## Selection
— begin —
Uruwashi no Yoi no Tsuki is a love story adapted from Mika Yamamori's shoujo manga. It follows the awkward romance between Yoi Takiguchi, a high school girl dubbed "the Prince," and her senior Kohaku Ichimura, who bears the same nickname. UNISON SQUARE GARDEN wrote two original songs for this series: the opening theme "Uruwashi" and the ending theme "Azalea no Kaze." Having a single band handle both the OP and ED speaks to how deeply entwined the music is with the work itself.
What impressed me most, though, was discovering that an instrumental version of "Uruwashi" was used as background music during the protagonists' date scenes. The opening theme had slipped inside the story itself, quietly sustaining its atmosphere. A rock band's music had drawn perfectly close to the temperature of a shoujo manga's love.
From TIGER & BUNNY to Blood Blockade Battlefront — A History of Tie-Ups
UNISON SQUARE GARDEN's history with anime tie-ups runs deep.
The first major turning point came in 2011, when "Orion wo Nazoru" served as the opening theme for TIGER & BUNNY. The synergy between battle-anime visuals and the band's high-octane rock number catapulted their visibility overnight. Then in 2015, "Sugar Song to Bitter Step," the ending theme for Blood Blockade Battlefront, became a national hit. Selected for NHK's "Nippon Anime 100" best anisong list, it became the signature song that made the band a household name.
That said, the tie-up songs from this era were, to put it plainly, cases where "the Unison sound just happened to fit." Driving rock and battle anime have always been a natural match. The songs were genuine, but it was less a matter of the band "attuning" to the work and more a fortunate coincidence between the band's strengths and the show's direction.
The wind shifted, I believe, somewhere between Yozakura Quartet and Blood Blockade Battlefront. For Yozakura Quartet, they contributed multiple songs spanning the OVA (2011) and TV series (2013), and their technique of weaving the show's worldview into lyrics became explicit. In the Blood Blockade Battlefront ending sequence, a delicate distance emerged — receiving the main story's serious mood while depicting "the everyday within the extraordinary" with pop exuberance.
— end —
## Parts of the exercise
[A] According to the essay, which UNISON SQUARE GARDEN song was the opening theme for TIGER & BUNNY?
[B] Duplicate the essay word for word, everything from "The wind shifted, I" down to "with pop exuberance.".
The rows after this essay have no role here.

## Extracted records
— begin —
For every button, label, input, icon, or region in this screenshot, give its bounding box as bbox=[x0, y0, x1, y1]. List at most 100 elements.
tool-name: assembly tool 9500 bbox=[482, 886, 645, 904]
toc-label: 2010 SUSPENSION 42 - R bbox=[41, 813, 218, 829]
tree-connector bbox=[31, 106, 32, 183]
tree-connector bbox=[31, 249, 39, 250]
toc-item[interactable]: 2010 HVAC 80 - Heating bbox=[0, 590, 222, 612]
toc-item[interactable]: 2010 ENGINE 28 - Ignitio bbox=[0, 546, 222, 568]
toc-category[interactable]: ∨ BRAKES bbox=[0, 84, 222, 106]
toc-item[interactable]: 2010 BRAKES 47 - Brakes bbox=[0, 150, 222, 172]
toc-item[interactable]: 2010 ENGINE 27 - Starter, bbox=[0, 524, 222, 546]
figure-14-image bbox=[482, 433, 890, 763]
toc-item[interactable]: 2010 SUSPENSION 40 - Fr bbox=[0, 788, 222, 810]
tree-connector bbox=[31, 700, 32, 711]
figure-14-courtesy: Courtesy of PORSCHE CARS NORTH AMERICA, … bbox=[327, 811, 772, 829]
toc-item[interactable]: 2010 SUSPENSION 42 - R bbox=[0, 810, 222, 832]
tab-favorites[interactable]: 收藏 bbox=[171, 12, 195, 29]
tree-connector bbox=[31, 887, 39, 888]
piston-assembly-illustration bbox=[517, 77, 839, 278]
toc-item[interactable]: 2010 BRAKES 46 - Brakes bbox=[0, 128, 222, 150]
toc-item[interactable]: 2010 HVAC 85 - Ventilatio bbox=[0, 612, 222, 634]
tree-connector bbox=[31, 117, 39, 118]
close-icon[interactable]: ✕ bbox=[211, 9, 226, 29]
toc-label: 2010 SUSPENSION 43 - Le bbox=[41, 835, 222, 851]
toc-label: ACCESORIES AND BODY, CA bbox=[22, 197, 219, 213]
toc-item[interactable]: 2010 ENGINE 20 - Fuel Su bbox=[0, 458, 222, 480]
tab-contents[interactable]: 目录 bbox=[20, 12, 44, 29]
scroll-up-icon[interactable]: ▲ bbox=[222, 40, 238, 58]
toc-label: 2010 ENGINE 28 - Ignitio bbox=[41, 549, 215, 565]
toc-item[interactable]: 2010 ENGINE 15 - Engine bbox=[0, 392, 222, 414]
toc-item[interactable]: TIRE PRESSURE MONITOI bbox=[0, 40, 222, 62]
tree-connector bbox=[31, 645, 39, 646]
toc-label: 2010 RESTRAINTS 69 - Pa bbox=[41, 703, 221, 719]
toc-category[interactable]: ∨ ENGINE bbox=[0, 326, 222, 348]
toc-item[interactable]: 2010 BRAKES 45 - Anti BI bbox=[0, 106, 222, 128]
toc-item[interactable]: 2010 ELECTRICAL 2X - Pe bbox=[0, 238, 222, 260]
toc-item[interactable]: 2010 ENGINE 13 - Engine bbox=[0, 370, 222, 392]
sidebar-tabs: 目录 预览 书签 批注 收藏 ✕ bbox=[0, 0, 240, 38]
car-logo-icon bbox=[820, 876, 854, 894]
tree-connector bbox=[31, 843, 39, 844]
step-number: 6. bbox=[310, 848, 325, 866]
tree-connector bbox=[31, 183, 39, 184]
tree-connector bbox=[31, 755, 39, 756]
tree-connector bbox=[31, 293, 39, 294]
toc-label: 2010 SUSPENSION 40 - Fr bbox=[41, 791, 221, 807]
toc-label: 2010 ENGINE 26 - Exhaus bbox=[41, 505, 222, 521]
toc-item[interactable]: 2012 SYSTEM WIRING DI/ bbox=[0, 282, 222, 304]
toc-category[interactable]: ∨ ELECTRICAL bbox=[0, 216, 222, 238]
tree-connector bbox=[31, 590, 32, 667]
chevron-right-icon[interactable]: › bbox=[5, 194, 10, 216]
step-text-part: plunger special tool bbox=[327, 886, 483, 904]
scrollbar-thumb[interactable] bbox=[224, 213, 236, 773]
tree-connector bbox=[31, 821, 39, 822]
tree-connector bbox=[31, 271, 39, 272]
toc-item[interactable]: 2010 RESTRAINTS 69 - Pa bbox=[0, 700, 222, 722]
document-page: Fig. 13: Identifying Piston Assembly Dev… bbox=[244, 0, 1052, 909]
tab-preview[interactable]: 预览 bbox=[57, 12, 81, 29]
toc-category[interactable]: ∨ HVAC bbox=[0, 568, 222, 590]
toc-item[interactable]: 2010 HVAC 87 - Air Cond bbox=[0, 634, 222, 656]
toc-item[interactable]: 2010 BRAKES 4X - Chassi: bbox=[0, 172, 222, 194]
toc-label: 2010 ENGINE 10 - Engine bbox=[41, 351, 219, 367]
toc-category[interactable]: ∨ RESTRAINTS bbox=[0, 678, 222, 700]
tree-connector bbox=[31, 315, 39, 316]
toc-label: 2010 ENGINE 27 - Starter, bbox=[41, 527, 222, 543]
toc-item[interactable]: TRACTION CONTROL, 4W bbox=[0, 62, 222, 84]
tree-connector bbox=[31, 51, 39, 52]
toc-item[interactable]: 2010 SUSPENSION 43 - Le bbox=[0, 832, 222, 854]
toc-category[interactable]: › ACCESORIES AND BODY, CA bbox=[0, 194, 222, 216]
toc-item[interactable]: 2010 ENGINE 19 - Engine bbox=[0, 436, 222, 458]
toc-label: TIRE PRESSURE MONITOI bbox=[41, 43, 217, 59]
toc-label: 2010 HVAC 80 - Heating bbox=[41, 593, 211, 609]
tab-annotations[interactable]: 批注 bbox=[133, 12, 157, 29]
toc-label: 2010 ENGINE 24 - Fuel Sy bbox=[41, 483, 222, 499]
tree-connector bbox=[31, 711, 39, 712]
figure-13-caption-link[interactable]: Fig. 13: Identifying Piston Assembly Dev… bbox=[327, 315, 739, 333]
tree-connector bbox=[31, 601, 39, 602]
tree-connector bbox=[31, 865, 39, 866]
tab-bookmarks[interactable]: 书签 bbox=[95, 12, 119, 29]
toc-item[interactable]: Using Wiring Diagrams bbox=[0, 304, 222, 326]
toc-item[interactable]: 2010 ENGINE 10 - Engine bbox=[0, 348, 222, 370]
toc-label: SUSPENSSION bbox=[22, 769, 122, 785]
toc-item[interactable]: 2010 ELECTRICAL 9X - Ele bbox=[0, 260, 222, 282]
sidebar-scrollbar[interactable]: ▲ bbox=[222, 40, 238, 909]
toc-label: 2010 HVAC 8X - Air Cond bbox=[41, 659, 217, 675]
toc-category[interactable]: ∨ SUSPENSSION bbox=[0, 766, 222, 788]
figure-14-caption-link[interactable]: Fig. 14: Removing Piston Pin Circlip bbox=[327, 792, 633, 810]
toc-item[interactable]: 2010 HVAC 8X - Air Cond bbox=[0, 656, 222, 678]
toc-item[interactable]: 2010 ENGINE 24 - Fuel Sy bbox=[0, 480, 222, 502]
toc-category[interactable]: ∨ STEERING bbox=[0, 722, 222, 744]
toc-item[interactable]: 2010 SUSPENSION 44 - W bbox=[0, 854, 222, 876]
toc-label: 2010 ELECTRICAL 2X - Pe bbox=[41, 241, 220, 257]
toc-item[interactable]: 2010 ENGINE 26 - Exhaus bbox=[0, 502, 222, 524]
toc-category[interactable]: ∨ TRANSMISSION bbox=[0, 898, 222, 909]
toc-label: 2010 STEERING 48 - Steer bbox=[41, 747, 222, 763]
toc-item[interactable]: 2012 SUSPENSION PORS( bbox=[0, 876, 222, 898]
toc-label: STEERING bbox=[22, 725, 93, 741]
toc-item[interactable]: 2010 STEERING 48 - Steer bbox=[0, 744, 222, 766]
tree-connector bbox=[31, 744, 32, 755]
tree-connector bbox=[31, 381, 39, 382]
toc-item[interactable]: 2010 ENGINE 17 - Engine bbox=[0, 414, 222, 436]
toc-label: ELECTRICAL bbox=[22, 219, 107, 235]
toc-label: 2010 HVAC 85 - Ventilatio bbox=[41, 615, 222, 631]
— end —
## Solutions to the exercise
[A] "Orion wo Nazoru"

[B]
The wind shifted, I believe, somewhere between Yozakura Quartet and Blood Blockade Battlefront. For Yozakura Quartet, they contributed multiple songs spanning the OVA (2011) and TV series (2013), and their technique of weaving the show's worldview into lyrics became explicit. In the Blood Blockade Battlefront ending sequence, a delicate distance emerged — receiving the main story's serious mood while depicting "the everyday within the extraordinary" with pop exuberance.